=== EXERCISE GOAL ===
Locate the word "icon" in the data below, then copy every line that holds it.

=== WORKING DATA ===
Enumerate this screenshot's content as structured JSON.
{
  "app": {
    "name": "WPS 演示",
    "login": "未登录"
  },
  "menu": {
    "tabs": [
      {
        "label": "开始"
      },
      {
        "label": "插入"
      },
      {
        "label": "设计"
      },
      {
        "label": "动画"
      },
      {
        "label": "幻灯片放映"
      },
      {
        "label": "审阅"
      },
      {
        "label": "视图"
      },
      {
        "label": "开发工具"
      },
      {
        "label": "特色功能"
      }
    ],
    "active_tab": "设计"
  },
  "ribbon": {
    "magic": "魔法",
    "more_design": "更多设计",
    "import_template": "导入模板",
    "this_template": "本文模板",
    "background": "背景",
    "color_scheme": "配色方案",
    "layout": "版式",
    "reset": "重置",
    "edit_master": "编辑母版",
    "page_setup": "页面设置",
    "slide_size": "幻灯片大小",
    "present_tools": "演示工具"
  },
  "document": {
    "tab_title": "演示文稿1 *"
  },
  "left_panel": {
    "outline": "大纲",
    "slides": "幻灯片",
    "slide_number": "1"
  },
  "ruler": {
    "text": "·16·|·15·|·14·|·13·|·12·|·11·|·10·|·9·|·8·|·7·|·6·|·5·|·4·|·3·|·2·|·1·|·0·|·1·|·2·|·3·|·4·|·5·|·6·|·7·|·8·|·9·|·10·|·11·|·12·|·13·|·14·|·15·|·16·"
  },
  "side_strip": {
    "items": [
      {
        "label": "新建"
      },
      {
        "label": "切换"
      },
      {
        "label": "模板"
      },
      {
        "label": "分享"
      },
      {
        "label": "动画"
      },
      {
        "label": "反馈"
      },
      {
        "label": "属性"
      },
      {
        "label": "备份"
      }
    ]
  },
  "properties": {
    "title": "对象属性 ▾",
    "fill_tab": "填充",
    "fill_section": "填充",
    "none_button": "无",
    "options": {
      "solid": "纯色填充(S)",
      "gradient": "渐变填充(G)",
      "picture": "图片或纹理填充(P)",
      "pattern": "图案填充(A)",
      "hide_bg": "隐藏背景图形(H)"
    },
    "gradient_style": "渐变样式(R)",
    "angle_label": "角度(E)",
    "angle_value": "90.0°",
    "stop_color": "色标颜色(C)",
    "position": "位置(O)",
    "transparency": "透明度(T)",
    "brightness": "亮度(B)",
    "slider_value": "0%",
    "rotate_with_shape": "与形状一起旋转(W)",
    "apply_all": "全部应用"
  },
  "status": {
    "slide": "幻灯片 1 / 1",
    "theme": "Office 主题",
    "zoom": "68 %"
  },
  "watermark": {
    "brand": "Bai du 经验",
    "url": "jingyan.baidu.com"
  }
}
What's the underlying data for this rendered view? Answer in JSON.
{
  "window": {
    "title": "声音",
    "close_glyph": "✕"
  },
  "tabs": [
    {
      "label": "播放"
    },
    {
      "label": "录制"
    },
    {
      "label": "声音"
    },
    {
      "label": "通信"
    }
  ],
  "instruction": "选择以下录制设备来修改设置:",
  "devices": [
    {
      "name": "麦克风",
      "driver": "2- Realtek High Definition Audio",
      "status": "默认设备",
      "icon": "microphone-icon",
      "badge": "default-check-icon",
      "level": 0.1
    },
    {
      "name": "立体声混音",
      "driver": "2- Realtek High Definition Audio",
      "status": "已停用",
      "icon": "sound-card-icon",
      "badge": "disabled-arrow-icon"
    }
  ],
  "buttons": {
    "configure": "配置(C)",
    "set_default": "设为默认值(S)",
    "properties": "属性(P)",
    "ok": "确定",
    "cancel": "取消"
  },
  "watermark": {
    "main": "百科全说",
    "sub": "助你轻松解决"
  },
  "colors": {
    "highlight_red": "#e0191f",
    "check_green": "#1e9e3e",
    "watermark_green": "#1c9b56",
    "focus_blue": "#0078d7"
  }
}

=== REPLY ===
      "icon": "microphone-icon",
      "badge": "default-check-icon",
      "icon": "sound-card-icon",
      "badge": "disabled-arrow-icon"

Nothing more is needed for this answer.